(Saved entries)

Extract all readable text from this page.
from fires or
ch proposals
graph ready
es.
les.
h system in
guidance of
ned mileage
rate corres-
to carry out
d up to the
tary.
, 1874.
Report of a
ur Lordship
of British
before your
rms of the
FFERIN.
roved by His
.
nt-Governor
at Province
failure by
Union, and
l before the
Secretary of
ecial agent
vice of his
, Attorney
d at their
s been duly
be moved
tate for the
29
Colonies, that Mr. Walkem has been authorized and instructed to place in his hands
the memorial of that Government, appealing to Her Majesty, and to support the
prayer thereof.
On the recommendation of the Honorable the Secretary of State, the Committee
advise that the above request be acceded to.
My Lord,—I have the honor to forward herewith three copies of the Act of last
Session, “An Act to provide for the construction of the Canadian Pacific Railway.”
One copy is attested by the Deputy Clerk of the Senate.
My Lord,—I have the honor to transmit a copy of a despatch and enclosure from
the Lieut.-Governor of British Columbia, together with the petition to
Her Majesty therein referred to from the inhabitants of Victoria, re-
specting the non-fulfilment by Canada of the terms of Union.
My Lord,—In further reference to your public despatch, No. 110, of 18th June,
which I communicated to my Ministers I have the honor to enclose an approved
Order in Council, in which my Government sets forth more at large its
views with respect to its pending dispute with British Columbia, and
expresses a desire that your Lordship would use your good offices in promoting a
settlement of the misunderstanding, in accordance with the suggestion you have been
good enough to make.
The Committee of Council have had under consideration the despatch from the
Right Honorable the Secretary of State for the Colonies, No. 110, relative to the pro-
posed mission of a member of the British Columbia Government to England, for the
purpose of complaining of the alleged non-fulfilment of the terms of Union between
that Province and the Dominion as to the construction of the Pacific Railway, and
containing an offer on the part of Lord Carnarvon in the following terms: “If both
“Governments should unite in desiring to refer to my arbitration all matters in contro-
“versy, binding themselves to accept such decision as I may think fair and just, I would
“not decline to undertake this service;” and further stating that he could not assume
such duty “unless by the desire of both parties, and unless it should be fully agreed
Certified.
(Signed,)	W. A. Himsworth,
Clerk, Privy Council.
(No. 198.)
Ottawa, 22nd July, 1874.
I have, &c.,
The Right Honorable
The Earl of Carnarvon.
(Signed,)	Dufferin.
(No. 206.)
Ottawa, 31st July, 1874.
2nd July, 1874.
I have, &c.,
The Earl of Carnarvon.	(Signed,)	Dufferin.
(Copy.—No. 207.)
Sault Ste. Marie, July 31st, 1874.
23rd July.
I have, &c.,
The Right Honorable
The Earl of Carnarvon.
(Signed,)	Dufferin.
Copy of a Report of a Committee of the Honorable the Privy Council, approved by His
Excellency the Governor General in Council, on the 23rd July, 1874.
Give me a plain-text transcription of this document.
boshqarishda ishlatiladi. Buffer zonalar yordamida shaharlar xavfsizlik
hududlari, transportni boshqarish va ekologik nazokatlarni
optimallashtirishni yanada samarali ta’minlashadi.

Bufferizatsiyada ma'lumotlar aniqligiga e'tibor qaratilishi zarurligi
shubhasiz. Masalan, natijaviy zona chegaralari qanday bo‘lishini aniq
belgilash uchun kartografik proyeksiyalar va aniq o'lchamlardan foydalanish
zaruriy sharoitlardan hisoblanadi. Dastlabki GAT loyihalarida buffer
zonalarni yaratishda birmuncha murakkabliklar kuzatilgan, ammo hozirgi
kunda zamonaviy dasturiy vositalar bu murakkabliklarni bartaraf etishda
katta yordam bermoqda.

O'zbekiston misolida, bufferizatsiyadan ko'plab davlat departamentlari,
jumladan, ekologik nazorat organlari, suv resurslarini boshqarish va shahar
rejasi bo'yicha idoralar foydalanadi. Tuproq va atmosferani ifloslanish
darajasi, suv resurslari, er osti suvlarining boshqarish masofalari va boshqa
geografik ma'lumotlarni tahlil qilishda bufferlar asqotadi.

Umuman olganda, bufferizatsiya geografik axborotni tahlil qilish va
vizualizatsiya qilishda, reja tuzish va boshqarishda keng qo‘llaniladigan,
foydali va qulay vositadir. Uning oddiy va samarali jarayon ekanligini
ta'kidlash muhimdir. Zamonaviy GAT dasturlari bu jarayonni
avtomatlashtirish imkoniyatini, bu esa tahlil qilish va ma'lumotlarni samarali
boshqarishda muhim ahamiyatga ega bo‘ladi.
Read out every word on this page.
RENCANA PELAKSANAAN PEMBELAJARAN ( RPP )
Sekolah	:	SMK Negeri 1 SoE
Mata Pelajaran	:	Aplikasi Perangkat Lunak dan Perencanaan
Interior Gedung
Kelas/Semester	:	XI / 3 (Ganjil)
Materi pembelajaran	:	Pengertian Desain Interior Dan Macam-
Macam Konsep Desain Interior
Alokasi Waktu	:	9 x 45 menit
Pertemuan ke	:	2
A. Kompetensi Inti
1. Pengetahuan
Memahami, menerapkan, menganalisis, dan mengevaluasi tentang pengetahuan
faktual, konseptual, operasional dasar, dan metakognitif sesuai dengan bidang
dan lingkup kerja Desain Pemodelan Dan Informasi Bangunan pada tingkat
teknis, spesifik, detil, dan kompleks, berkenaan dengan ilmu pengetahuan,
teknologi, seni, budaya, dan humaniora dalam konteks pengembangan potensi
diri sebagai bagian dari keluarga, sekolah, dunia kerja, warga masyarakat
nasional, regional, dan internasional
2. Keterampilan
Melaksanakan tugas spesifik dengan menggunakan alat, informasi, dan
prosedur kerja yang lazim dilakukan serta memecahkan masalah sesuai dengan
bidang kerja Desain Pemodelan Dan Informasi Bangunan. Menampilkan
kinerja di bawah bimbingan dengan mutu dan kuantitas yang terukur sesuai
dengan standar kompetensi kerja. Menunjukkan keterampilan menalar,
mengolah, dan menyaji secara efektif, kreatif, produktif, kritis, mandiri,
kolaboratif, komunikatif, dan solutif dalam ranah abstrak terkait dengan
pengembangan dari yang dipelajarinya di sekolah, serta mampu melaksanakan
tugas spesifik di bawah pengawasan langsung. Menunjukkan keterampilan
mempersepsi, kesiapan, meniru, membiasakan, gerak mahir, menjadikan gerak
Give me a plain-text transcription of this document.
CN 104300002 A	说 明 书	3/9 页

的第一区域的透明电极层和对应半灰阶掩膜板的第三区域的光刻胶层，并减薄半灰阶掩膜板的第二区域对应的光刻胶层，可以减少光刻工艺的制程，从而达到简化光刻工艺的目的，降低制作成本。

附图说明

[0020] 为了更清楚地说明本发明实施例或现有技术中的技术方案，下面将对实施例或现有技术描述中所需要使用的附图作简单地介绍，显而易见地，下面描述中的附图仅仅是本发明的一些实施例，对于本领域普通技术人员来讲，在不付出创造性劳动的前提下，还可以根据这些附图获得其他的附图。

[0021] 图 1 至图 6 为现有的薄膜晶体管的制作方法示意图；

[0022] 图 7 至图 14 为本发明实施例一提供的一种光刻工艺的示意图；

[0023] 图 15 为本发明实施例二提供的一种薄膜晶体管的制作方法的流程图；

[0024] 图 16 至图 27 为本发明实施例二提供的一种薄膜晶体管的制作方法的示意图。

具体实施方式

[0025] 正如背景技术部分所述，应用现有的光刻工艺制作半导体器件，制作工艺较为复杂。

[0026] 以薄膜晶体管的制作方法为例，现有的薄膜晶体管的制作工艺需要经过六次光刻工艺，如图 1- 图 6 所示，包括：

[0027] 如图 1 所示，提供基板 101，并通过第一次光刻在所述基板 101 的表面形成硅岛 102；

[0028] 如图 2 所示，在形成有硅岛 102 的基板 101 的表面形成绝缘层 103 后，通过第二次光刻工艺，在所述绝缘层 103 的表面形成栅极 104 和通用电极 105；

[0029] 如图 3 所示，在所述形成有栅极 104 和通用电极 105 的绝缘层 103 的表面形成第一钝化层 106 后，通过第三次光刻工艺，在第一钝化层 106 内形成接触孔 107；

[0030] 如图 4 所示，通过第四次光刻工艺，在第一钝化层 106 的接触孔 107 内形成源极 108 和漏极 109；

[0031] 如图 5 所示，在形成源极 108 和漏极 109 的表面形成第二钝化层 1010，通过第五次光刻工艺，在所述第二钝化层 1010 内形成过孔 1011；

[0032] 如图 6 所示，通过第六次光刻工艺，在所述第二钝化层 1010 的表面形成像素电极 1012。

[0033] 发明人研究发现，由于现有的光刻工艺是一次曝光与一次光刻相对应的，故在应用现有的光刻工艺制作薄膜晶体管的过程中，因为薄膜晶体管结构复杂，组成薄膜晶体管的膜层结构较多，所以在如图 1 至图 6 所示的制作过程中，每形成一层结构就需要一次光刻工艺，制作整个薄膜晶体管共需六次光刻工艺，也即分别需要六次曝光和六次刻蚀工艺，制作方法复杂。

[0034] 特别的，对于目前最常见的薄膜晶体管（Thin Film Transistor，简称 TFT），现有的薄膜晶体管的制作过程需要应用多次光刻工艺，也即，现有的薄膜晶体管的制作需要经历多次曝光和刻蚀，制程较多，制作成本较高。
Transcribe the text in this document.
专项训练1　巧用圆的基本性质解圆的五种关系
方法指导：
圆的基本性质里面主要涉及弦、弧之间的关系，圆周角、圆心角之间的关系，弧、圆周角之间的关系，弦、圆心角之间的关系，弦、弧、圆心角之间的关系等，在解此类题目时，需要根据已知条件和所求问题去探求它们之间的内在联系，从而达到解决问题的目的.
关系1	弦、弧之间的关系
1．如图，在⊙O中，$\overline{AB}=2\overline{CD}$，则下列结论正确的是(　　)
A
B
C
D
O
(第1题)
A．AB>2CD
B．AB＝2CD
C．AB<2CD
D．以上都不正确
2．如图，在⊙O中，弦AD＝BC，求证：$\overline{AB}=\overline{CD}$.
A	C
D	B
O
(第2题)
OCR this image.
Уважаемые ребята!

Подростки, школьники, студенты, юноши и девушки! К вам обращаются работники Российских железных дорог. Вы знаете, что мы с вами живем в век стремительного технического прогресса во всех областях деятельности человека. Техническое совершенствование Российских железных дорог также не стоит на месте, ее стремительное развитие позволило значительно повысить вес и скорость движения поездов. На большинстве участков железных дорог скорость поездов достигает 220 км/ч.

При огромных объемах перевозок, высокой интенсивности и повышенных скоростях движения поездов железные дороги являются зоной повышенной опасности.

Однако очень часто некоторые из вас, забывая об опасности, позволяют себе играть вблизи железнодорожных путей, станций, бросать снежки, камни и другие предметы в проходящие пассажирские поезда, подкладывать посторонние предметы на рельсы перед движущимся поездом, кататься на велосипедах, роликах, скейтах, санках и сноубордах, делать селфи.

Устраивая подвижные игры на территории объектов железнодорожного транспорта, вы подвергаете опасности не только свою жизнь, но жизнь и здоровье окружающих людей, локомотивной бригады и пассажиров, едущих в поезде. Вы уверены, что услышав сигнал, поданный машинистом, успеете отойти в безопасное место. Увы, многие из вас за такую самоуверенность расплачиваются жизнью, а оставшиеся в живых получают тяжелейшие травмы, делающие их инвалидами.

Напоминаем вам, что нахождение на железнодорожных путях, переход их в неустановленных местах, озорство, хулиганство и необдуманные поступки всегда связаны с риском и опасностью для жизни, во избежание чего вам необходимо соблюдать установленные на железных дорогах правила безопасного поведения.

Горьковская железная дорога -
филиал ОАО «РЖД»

▸ **WHAT THIS TASK INVOLVES**
What is the number of lines in this listing that contain the word "Lordship"? Answer with that number and nothing else.

▸ **OUTPUT OF THE TASK**
2